Collected data

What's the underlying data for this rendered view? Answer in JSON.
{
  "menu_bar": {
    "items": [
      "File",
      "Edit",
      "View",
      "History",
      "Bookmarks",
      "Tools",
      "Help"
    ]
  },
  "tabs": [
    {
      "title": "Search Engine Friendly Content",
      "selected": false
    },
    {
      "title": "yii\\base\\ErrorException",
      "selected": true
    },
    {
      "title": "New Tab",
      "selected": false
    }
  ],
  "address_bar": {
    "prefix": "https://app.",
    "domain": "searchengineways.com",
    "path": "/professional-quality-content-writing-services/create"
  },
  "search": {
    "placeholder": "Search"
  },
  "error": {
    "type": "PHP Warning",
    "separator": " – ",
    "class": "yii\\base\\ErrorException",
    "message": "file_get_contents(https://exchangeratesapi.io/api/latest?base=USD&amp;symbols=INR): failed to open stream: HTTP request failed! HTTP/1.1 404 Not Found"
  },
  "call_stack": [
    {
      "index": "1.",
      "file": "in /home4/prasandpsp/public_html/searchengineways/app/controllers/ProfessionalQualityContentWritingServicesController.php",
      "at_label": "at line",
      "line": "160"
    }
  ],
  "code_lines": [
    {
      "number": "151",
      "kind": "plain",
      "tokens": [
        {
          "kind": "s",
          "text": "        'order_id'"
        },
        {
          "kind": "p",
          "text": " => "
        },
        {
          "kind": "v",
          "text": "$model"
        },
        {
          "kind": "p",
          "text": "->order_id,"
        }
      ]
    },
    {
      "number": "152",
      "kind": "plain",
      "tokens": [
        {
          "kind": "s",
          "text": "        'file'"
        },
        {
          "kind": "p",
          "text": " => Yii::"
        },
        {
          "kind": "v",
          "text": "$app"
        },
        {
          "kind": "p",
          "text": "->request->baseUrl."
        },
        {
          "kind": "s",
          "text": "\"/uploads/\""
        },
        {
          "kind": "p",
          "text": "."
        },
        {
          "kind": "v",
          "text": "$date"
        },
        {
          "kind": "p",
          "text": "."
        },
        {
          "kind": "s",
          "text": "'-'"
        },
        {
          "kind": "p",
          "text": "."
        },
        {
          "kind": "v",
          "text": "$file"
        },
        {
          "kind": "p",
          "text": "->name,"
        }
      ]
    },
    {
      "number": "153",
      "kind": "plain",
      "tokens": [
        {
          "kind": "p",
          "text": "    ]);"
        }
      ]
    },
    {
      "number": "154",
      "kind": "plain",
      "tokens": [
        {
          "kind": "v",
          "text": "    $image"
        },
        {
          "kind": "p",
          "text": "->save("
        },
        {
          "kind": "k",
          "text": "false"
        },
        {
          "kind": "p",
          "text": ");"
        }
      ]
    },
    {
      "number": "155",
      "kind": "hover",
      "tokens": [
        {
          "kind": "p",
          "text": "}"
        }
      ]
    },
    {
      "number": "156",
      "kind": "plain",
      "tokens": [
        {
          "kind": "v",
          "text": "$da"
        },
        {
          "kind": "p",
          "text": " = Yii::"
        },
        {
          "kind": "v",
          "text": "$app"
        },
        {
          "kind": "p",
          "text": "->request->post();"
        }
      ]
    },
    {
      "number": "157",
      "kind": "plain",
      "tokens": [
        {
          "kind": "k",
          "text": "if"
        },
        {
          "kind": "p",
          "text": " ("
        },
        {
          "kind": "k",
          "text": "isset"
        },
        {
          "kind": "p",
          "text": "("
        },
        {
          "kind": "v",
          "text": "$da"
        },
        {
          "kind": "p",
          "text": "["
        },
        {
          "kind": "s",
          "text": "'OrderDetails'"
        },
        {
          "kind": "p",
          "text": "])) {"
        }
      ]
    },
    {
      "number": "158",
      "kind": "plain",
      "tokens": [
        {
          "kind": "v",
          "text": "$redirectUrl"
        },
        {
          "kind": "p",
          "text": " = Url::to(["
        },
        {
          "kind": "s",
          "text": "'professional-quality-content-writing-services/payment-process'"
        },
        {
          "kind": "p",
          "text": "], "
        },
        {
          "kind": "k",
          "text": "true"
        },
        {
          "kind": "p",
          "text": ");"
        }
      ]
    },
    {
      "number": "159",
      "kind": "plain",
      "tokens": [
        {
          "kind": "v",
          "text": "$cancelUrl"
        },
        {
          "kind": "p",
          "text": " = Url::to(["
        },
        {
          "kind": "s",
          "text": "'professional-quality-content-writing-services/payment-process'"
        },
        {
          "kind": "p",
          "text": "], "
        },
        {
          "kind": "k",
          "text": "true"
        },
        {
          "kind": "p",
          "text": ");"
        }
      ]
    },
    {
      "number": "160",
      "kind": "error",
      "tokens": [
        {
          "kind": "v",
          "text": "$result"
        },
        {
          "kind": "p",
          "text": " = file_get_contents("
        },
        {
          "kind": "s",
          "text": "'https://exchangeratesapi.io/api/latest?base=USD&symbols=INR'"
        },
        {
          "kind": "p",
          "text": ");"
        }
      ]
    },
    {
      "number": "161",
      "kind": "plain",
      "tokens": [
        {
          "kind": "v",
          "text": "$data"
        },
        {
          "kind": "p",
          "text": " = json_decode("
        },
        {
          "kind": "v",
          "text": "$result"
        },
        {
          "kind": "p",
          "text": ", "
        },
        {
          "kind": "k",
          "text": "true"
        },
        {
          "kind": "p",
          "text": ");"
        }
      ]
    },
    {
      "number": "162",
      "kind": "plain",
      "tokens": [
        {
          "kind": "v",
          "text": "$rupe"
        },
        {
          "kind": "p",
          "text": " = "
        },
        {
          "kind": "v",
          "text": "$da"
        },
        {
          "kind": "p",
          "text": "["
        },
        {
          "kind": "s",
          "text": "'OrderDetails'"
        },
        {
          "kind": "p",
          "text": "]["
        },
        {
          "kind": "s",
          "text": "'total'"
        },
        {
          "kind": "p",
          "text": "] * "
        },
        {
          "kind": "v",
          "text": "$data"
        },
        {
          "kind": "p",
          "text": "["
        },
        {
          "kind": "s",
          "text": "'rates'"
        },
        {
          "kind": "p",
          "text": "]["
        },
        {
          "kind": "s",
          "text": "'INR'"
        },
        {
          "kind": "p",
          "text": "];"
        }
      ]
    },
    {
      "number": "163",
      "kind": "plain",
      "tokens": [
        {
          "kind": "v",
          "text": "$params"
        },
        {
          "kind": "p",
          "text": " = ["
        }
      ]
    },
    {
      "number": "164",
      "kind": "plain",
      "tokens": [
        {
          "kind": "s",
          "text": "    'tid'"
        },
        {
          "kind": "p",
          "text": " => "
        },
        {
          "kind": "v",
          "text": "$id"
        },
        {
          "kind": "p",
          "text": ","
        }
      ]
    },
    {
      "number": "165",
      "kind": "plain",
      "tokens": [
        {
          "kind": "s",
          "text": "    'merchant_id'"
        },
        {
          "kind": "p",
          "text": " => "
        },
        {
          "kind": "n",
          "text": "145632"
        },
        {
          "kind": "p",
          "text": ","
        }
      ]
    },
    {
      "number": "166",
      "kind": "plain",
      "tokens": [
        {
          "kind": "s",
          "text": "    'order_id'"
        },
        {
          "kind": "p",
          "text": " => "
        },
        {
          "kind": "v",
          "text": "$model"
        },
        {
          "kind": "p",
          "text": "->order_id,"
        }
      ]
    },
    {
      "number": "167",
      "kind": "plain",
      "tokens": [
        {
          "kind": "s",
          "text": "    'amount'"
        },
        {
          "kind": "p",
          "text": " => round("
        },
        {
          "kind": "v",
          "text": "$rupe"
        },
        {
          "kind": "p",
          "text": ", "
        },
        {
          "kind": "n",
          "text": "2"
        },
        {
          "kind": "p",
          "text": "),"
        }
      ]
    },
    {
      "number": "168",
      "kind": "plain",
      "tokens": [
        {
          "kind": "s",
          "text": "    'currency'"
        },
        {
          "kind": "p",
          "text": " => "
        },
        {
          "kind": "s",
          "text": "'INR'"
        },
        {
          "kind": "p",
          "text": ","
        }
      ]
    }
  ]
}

▶ _DO THIS_
Scan the material for lines with the word "latest", and copy each line you find.

▶ _RESULT_
    "message": "file_get_contents(https://exchangeratesapi.io/api/latest?base=USD&amp;symbols=INR): failed to open stream: HTTP request failed! HTTP/1.1 404 Not Found"
          "text": "'https://exchangeratesapi.io/api/latest?base=USD&symbols=INR'"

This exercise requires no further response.